*Recorded information*
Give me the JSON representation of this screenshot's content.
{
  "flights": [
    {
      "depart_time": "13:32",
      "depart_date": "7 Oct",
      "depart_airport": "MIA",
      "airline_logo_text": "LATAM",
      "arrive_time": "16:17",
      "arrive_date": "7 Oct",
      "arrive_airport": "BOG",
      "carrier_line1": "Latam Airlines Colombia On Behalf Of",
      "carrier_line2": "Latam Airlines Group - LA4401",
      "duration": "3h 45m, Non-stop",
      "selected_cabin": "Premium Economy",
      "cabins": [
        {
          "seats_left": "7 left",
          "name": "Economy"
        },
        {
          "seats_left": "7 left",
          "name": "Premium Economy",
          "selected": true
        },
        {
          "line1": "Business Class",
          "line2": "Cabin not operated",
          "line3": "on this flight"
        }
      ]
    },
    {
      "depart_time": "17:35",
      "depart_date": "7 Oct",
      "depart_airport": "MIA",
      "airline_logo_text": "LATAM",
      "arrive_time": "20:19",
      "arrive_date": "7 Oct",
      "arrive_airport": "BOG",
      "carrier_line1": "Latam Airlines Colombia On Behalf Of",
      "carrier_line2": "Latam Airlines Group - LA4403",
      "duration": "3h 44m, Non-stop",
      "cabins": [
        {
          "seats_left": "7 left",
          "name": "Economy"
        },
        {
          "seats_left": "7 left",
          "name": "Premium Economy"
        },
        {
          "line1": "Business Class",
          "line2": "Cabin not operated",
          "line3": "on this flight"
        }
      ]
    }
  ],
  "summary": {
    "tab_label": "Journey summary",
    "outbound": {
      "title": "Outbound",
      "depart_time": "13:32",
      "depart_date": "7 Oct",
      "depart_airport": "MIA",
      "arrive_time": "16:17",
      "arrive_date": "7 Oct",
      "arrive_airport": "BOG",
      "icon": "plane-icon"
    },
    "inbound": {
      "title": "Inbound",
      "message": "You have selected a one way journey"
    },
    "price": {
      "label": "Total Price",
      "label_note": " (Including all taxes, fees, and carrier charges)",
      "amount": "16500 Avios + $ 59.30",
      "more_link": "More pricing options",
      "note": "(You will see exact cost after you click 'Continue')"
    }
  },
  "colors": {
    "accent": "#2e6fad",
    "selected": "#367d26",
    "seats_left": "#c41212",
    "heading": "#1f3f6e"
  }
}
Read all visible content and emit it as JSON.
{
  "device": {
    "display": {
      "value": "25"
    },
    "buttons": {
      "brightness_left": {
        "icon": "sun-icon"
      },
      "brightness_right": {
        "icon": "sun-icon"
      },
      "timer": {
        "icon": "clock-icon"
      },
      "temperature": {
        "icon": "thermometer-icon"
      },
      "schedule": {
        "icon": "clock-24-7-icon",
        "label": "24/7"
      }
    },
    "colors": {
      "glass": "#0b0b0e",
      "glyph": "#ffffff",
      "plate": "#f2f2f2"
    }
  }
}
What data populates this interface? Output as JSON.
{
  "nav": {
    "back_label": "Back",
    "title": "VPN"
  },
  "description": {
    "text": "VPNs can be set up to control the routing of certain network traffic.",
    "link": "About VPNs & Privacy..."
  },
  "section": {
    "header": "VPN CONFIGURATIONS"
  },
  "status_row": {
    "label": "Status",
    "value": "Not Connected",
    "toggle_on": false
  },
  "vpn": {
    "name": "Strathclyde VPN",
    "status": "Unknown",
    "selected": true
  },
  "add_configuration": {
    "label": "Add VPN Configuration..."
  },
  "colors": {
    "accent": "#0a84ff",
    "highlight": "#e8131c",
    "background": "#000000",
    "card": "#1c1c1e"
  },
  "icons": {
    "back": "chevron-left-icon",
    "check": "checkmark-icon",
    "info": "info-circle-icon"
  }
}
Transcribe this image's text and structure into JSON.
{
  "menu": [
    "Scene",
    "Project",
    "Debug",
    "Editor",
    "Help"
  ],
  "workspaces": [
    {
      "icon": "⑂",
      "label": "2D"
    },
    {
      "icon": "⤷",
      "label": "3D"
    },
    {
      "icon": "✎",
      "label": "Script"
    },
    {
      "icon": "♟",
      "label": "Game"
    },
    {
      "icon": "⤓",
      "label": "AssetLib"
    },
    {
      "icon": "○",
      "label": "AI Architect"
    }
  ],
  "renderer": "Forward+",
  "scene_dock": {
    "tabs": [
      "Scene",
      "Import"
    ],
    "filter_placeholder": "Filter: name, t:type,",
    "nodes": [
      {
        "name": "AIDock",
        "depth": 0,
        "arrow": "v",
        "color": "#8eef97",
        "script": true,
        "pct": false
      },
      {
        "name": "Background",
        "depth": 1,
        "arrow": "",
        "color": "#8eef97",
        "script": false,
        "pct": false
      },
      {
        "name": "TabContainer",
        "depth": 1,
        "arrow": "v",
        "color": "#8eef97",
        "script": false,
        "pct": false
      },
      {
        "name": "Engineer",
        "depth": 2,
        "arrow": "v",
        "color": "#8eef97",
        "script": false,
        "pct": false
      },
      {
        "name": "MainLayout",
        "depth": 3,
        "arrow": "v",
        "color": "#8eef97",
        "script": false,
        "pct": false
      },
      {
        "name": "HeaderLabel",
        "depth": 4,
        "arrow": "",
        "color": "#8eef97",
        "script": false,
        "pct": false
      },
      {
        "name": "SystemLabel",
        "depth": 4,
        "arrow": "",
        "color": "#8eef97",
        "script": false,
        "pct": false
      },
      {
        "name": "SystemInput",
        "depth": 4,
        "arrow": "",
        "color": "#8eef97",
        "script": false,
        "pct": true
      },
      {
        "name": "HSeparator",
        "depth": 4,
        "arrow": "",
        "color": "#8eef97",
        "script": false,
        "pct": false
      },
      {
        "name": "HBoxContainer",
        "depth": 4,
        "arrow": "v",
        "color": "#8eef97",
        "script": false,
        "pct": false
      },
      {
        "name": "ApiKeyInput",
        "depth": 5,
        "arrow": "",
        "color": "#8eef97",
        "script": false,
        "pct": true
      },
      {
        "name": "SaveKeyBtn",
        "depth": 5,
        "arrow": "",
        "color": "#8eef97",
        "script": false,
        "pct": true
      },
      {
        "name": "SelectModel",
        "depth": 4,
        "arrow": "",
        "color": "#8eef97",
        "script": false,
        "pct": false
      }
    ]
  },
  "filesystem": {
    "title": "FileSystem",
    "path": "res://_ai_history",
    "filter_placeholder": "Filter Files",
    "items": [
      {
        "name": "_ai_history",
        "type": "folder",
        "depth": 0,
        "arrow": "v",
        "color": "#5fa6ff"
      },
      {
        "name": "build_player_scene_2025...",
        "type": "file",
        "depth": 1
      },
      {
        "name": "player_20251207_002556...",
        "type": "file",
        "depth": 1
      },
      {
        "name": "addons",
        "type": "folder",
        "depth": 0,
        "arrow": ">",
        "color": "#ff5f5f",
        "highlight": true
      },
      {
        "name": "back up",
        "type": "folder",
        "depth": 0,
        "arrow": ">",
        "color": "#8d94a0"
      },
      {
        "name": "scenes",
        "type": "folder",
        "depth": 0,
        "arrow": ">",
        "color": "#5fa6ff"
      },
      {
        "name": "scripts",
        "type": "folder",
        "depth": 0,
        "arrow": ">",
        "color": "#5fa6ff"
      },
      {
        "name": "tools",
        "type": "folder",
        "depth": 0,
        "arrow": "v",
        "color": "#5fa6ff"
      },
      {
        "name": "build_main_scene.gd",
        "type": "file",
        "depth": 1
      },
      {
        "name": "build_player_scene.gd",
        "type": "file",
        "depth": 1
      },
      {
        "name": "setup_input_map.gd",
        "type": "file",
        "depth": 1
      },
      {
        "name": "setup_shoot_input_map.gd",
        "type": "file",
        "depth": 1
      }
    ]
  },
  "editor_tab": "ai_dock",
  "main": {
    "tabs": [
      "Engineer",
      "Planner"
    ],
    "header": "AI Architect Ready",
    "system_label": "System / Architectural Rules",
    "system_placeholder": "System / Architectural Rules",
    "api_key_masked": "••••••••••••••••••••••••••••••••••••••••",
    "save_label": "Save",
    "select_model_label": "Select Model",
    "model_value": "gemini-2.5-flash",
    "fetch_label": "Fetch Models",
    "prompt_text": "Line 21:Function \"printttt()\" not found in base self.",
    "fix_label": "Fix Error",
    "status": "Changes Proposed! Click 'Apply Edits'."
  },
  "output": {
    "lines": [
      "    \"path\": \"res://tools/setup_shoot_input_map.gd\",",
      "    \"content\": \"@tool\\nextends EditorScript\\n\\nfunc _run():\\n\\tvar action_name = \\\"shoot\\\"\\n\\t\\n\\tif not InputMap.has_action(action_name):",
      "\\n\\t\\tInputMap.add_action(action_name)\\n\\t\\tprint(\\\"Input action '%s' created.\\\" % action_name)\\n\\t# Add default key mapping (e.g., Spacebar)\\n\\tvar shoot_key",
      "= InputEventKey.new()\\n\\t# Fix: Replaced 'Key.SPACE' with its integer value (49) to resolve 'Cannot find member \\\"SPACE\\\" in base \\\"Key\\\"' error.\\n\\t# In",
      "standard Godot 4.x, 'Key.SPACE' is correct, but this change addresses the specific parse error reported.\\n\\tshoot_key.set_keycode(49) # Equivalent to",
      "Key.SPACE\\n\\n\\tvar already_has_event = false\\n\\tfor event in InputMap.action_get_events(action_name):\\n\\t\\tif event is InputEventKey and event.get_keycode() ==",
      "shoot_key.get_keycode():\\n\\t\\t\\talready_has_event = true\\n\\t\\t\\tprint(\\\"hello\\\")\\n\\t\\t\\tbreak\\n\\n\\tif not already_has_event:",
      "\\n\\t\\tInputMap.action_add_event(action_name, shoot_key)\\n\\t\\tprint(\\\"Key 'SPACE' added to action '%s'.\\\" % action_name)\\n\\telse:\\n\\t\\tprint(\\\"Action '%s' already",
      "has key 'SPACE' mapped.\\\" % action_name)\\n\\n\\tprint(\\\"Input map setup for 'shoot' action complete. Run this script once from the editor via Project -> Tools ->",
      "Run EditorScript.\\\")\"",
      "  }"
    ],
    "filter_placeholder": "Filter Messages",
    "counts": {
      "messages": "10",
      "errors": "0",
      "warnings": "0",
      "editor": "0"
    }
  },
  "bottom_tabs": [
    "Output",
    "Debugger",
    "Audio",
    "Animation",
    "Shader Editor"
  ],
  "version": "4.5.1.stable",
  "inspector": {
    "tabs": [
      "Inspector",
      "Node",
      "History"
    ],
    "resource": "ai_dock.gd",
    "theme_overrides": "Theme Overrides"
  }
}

*Instructions to follow*
Find "JSON". Copy every line it occurs in.

*Answer for this exercise*
Give me the JSON representation of this screenshot's content.
Read all visible content and emit it as JSON.
What data populates this interface? Output as JSON.
Transcribe this image's text and structure into JSON.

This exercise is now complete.